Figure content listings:
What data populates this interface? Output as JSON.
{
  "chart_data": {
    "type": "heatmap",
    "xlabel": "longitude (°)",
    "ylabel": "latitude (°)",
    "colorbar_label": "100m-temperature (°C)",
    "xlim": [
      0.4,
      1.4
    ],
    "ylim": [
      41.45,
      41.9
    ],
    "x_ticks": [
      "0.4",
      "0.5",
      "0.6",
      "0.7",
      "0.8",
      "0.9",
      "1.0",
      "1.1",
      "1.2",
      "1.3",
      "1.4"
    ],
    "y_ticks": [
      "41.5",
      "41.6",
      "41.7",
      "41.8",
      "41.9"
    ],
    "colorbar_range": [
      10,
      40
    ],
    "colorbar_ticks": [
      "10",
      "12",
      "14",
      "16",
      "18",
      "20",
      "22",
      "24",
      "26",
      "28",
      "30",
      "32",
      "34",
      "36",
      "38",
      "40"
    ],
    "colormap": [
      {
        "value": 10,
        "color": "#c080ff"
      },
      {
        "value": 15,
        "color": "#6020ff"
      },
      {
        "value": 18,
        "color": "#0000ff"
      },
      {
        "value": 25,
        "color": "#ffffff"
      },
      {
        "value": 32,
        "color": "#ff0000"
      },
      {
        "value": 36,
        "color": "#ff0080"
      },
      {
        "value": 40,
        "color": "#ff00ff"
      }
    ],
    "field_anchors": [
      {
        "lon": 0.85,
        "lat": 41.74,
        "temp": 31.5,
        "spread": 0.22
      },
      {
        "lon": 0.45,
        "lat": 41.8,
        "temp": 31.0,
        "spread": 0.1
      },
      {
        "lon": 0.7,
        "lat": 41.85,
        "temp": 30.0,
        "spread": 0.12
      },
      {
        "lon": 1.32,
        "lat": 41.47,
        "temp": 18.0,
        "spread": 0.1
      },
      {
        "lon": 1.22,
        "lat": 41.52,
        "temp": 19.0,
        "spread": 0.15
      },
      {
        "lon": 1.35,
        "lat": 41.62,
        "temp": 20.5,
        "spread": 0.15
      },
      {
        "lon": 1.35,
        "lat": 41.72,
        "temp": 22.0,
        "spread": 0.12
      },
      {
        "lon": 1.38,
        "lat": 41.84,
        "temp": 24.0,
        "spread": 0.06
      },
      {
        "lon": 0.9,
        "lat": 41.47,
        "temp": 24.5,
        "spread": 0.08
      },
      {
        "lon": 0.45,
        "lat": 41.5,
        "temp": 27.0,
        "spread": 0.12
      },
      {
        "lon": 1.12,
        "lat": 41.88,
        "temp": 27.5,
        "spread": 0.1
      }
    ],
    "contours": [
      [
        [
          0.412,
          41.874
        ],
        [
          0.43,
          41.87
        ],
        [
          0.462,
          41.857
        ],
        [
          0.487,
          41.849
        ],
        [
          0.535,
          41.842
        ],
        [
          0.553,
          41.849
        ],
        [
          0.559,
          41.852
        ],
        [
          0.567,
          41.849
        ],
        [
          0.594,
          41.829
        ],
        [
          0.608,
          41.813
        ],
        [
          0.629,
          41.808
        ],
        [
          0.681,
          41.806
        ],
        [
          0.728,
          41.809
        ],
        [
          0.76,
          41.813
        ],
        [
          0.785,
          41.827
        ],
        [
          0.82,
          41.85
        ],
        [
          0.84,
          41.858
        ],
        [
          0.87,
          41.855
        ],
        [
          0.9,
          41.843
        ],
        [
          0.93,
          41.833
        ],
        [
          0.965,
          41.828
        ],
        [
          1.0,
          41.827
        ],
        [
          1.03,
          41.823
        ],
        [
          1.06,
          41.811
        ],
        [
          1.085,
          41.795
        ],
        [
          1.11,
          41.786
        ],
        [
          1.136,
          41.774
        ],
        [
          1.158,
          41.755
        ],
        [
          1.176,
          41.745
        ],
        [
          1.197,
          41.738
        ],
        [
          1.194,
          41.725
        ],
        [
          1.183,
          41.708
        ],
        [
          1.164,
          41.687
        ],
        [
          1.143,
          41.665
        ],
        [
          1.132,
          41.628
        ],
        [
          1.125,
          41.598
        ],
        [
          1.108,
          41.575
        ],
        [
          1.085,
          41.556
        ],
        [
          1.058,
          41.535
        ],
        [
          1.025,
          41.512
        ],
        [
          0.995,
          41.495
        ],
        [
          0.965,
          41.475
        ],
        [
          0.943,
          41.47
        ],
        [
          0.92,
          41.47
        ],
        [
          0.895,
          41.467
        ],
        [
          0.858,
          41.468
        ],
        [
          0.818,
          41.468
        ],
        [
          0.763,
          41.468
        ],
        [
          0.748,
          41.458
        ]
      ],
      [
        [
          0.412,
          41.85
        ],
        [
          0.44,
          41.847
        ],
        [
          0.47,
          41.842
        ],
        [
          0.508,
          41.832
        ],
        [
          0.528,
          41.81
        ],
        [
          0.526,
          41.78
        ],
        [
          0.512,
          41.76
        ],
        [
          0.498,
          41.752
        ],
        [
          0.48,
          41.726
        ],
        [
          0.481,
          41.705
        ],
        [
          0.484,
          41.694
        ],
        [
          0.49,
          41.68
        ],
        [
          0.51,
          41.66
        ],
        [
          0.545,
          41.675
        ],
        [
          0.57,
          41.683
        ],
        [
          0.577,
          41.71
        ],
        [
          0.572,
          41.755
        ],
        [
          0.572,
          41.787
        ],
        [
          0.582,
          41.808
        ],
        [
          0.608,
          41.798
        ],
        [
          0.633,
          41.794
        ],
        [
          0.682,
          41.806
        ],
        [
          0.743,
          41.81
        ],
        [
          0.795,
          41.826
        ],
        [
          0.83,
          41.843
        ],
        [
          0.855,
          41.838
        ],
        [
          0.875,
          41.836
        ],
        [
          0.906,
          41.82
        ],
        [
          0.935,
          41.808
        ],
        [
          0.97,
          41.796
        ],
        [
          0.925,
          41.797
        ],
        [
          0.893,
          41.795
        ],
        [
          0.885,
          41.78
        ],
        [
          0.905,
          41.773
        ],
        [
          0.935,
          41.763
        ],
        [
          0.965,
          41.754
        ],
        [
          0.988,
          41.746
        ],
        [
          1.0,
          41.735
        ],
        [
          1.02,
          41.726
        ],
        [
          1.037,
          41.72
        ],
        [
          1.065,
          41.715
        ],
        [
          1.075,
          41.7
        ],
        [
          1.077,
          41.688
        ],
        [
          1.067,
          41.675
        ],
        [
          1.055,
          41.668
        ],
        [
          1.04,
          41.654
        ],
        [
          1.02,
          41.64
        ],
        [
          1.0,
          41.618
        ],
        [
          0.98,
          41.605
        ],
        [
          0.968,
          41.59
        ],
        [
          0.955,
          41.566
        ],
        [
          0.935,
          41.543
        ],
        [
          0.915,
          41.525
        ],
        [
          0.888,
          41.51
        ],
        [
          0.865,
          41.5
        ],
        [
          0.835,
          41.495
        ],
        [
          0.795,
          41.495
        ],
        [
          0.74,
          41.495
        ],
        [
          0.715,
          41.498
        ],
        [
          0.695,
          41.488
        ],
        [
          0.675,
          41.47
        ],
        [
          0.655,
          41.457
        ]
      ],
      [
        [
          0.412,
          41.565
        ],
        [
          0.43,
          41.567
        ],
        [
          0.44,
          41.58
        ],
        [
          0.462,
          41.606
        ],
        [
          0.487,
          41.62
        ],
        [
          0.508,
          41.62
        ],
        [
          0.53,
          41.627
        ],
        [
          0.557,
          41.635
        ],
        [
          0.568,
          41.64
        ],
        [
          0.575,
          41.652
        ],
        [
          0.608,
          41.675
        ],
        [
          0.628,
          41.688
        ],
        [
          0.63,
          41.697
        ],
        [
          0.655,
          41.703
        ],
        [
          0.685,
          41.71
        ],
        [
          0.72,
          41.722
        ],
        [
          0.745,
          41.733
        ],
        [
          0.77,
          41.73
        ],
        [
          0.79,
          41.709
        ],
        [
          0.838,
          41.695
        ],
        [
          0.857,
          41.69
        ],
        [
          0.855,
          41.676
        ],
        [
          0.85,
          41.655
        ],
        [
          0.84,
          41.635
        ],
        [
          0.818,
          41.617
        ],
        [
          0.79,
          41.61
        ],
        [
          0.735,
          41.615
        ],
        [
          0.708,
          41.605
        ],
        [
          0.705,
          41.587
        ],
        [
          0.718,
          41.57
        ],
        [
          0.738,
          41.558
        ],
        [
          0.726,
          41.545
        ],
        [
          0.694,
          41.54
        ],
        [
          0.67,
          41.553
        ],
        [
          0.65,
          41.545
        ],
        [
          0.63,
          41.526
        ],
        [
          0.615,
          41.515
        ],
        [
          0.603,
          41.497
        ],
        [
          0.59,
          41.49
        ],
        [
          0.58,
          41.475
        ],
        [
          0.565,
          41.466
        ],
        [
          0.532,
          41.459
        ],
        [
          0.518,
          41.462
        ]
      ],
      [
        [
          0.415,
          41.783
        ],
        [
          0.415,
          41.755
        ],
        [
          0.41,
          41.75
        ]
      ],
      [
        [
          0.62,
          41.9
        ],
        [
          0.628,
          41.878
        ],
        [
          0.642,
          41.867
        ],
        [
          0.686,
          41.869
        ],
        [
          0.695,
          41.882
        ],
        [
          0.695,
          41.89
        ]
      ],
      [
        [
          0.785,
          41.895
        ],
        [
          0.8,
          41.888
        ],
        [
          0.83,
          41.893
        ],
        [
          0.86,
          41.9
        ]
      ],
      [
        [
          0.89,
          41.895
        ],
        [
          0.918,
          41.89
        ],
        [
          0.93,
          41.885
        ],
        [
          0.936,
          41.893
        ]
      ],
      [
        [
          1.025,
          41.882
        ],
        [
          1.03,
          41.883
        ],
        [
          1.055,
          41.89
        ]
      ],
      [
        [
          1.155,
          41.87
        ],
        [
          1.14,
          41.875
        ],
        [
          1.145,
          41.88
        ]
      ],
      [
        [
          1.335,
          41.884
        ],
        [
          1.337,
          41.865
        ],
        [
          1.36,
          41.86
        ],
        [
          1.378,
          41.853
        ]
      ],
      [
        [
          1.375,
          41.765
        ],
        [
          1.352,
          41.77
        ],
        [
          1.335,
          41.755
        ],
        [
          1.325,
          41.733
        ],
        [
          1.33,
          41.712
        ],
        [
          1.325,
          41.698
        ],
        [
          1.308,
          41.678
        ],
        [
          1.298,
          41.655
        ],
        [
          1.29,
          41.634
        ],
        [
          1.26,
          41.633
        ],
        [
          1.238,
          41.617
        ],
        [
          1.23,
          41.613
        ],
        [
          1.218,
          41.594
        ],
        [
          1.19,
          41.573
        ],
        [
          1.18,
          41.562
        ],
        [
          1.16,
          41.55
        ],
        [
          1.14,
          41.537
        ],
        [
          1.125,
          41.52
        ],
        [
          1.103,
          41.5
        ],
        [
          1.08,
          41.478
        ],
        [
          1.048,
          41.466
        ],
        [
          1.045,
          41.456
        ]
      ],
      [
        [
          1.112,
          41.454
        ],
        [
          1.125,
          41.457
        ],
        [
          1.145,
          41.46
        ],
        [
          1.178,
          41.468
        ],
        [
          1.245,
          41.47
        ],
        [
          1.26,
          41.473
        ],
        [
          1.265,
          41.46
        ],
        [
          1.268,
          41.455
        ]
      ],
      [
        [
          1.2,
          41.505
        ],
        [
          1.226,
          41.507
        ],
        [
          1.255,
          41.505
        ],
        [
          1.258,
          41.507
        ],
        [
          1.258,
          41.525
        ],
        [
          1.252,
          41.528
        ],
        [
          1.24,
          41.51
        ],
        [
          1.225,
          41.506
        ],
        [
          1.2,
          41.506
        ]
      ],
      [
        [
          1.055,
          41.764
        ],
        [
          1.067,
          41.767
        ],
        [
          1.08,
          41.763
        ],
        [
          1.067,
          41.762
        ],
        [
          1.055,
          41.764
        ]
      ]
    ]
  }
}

▶ **What is being asked**
Go through the listing above and work out how many lines contain the string "value". Reply with the number alone.

▶ **Task solution**
7